_Material supplied_
— begin —

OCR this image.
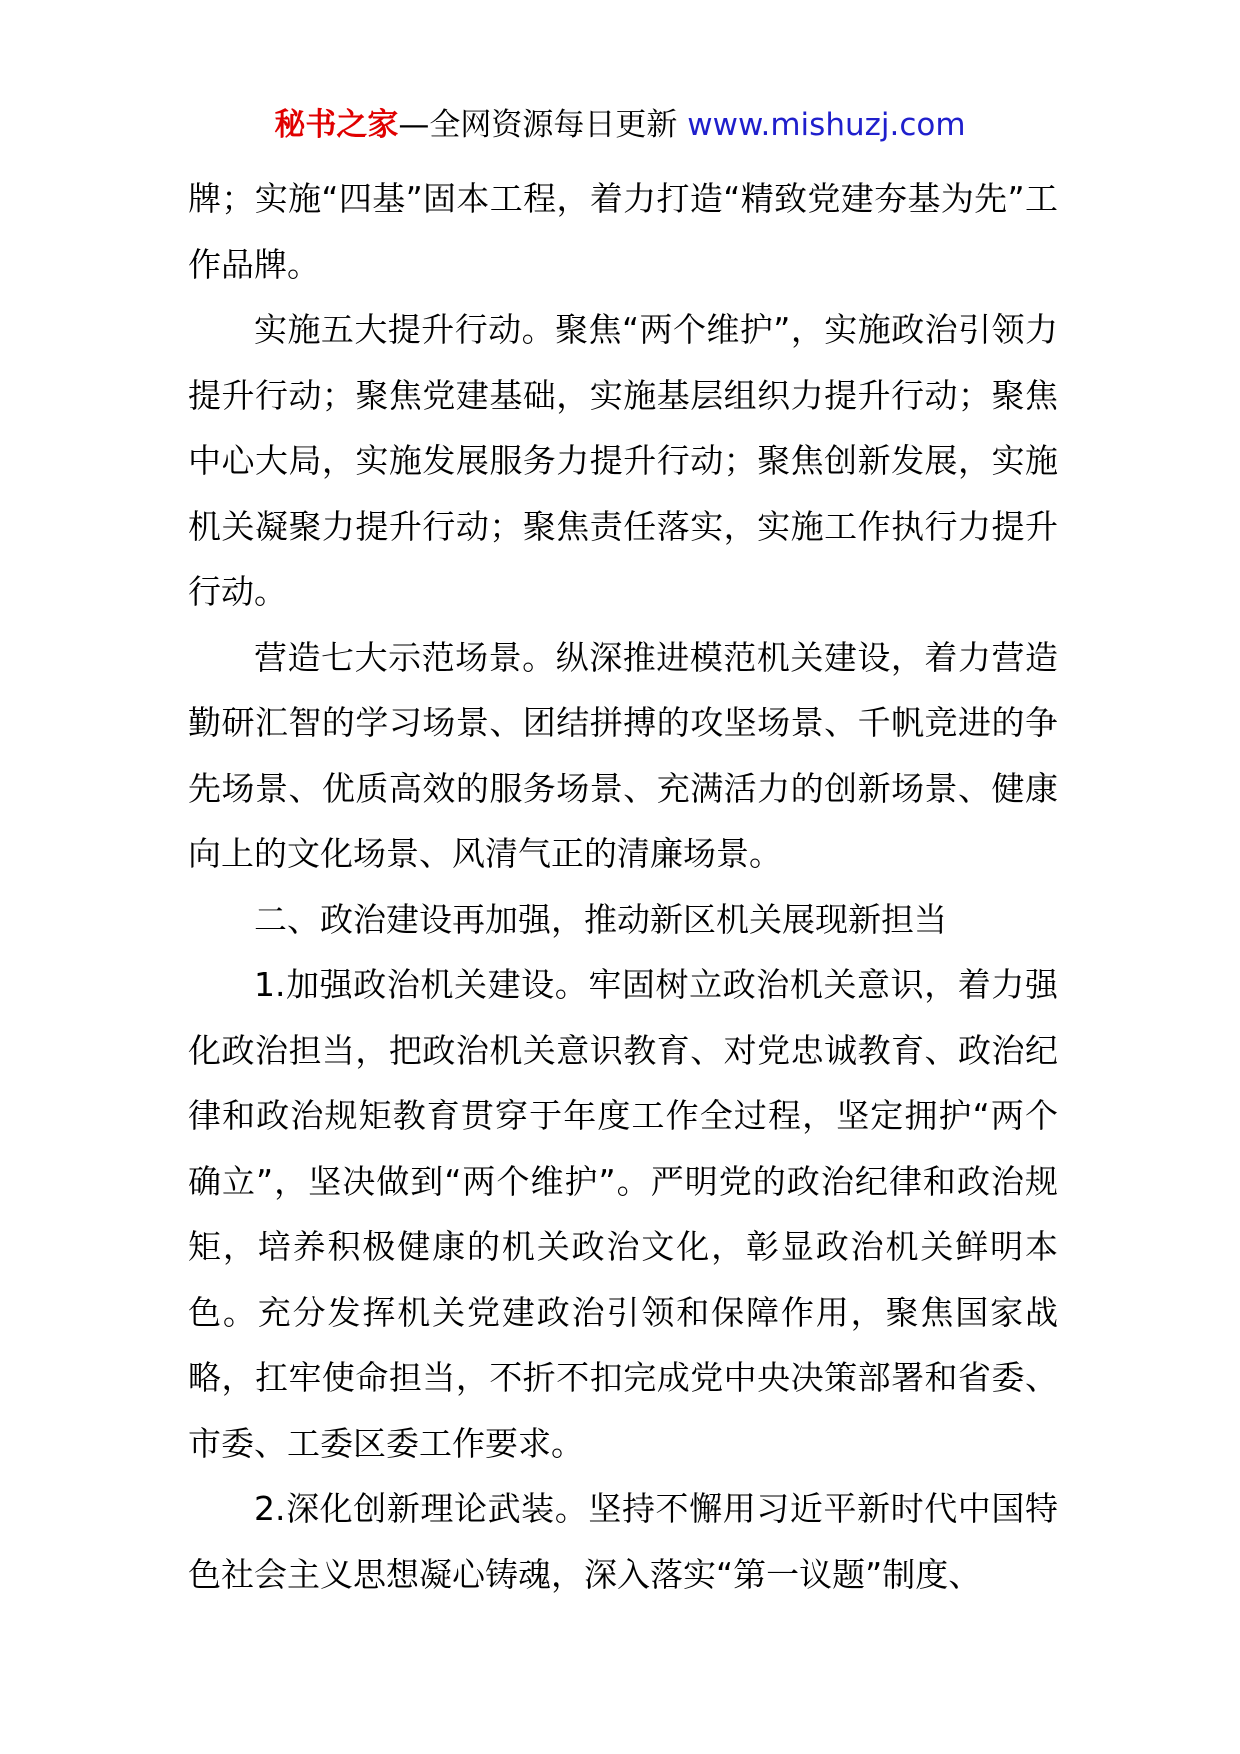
秘书之家—全网资源每日更新 www.mishuzj.com

牌；实施“四基”固本工程，着力打造“精致党建夯基为先”工作品牌。

实施五大提升行动。聚焦“两个维护”，实施政治引领力提升行动；聚焦党建基础，实施基层组织力提升行动；聚焦中心大局，实施发展服务力提升行动；聚焦创新发展，实施机关凝聚力提升行动；聚焦责任落实，实施工作执行力提升行动。

营造七大示范场景。纵深推进模范机关建设，着力营造勤研汇智的学习场景、团结拼搏的攻坚场景、千帆竞进的争先场景、优质高效的服务场景、充满活力的创新场景、健康向上的文化场景、风清气正的清廉场景。

二、政治建设再加强，推动新区机关展现新担当

1.加强政治机关建设。牢固树立政治机关意识，着力强化政治担当，把政治机关意识教育、对党忠诚教育、政治纪律和政治规矩教育贯穿于年度工作全过程，坚定拥护“两个确立”，坚决做到“两个维护”。严明党的政治纪律和政治规矩，培养积极健康的机关政治文化，彰显政治机关鲜明本色。充分发挥机关党建政治引领和保障作用，聚焦国家战略，扛牢使命担当，不折不扣完成党中央决策部署和省委、市委、工委区委工作要求。

2.深化创新理论武装。坚持不懈用习近平新时代中国特色社会主义思想凝心铸魂，深入落实“第一议题”制度、
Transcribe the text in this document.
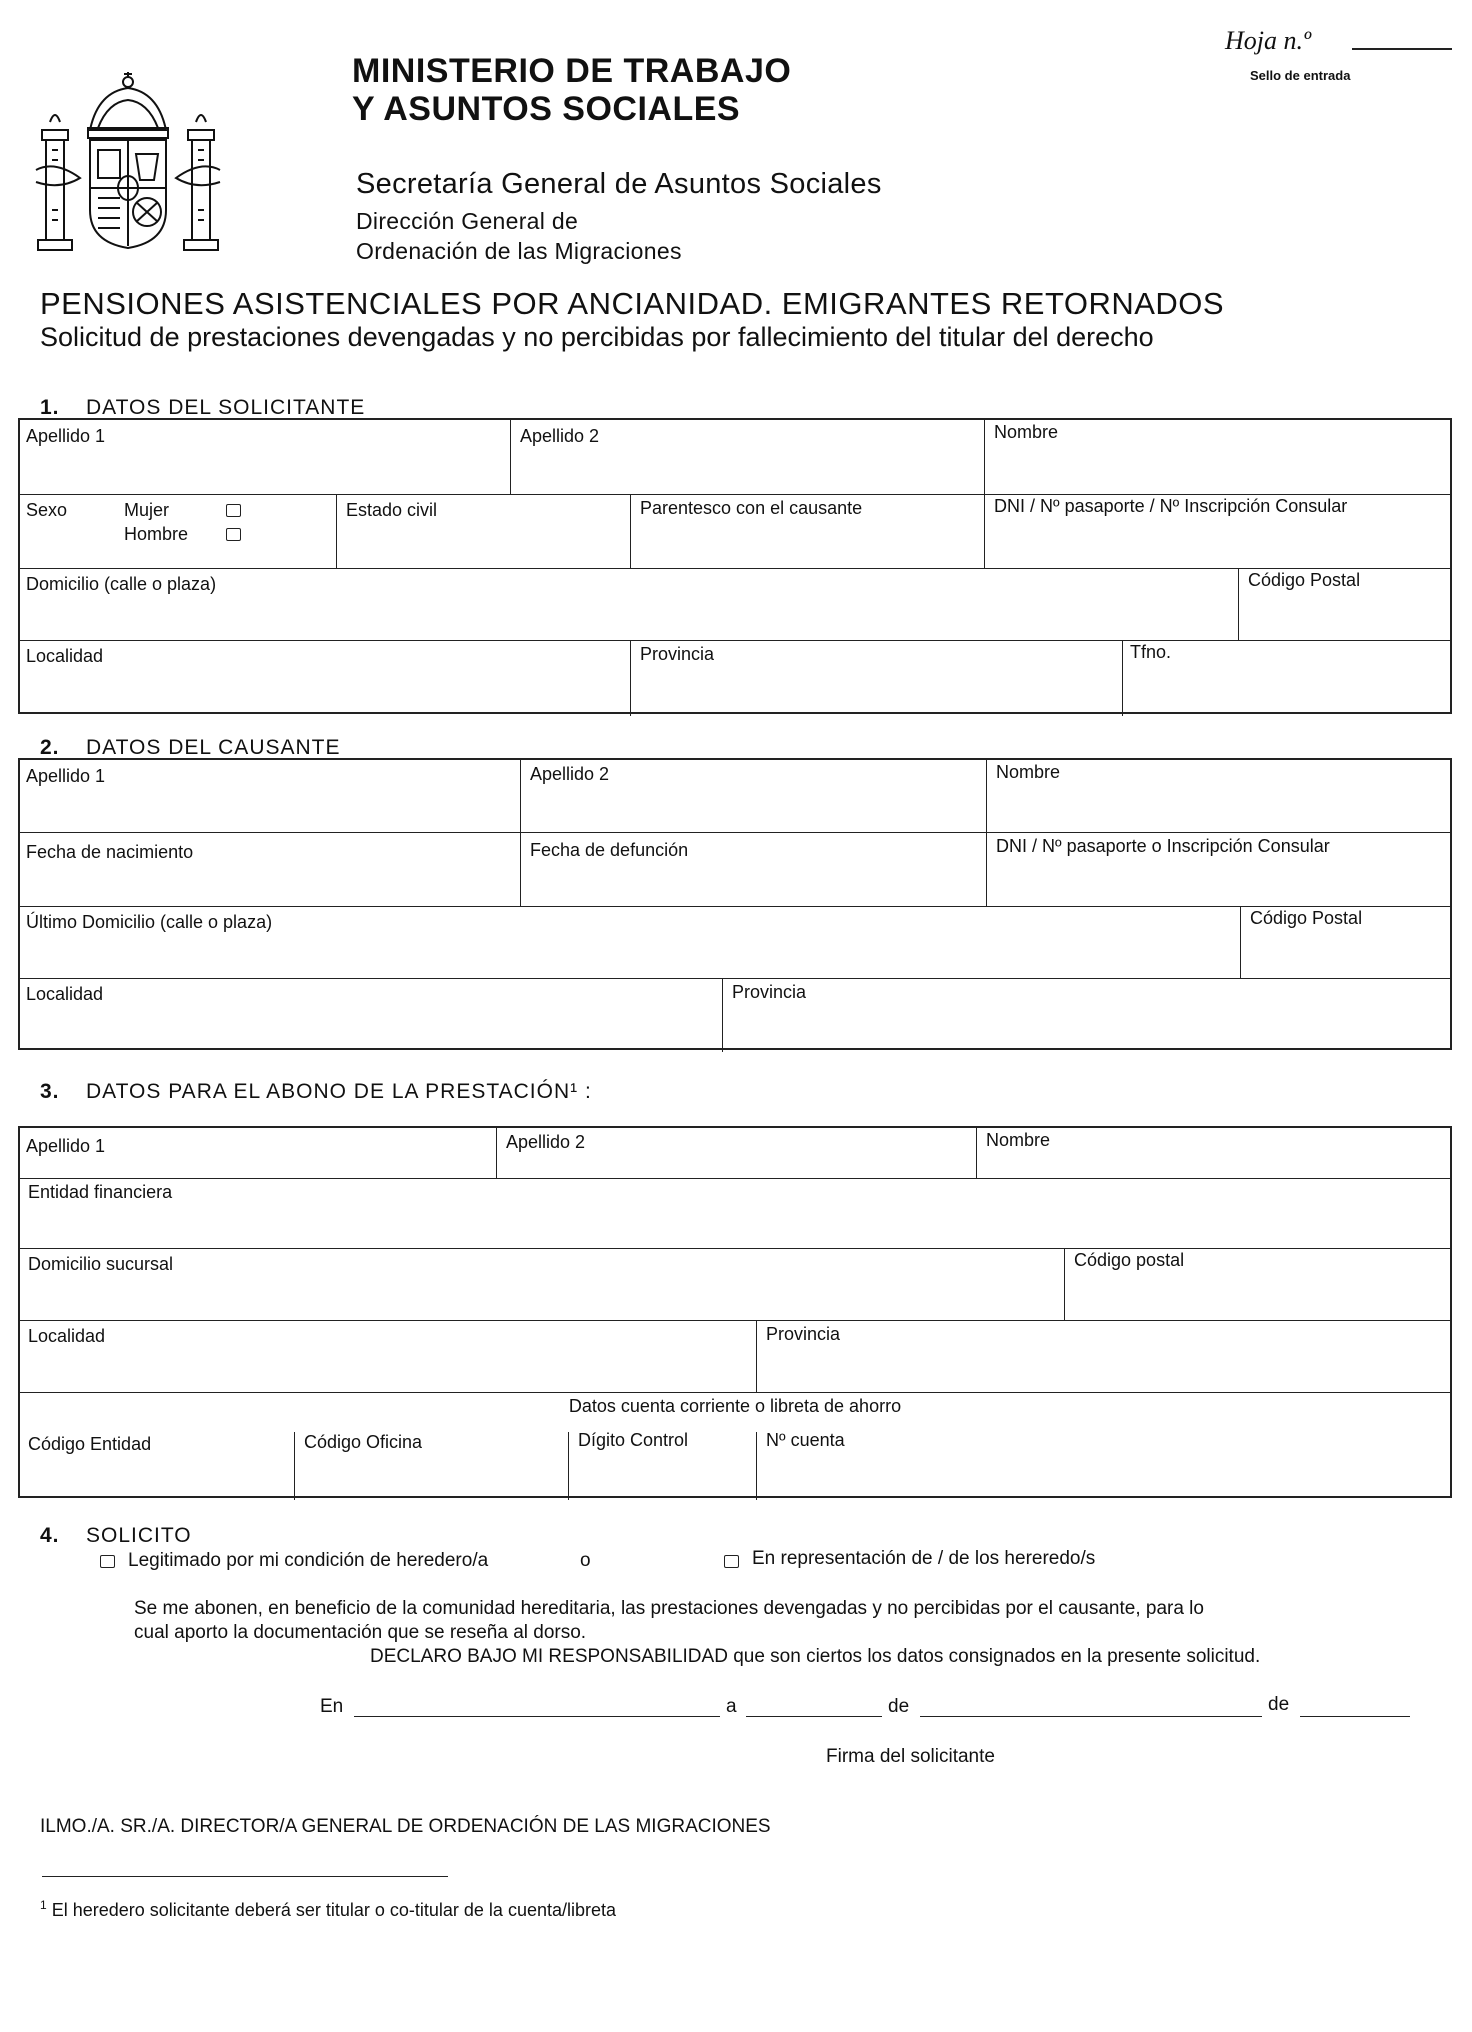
Hoja n.º
Sello de entrada
MINISTERIO DE TRABAJO
Y ASUNTOS SOCIALES
Secretaría General de Asuntos Sociales
Dirección General de
Ordenación de las Migraciones
PENSIONES ASISTENCIALES POR ANCIANIDAD. EMIGRANTES RETORNADOS
Solicitud de prestaciones devengadas y no percibidas por fallecimiento del titular del derecho
1. DATOS DEL SOLICITANTE
Apellido 1	Apellido 2	Nombre
Sexo	Mujer
Hombre
Estado civil	Parentesco con el causante	DNI / Nº pasaporte / Nº Inscripción Consular
Domicilio (calle o plaza)	Código Postal
Localidad	Provincia	Tfno.
2. DATOS DEL CAUSANTE
Apellido 1	Apellido 2	Nombre
Fecha de nacimiento	Fecha de defunción	DNI / Nº pasaporte o Inscripción Consular
Último Domicilio (calle o plaza)	Código Postal
Localidad	Provincia
3. DATOS PARA EL ABONO DE LA PRESTACIÓN¹ :
Apellido 1	Apellido 2	Nombre
Entidad financiera
Domicilio sucursal	Código postal
Localidad	Provincia
Datos cuenta corriente o libreta de ahorro
Código Entidad	Código Oficina	Dígito Control	Nº cuenta
4. SOLICITO
Legitimado por mi condición de heredero/a	o	En representación de / de los hereredo/s
Se me abonen, en beneficio de la comunidad hereditaria, las prestaciones devengadas y no percibidas por el causante, para lo
cual aporto la documentación que se reseña al dorso.
DECLARO BAJO MI RESPONSABILIDAD que son ciertos los datos consignados en la presente solicitud.
En	a	de	de
Firma del solicitante
ILMO./A. SR./A. DIRECTOR/A GENERAL DE ORDENACIÓN DE LAS MIGRACIONES
$^1$ El heredero solicitante deberá ser titular o co-titular de la cuenta/libreta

— end —

_Written instruction_
Pull out every line containing "percibidas".

_Solution_
Solicitud de prestaciones devengadas y no percibidas por fallecimiento del titular del derecho
Se me abonen, en beneficio de la comunidad hereditaria, las prestaciones devengadas y no percibidas por el causante, para lo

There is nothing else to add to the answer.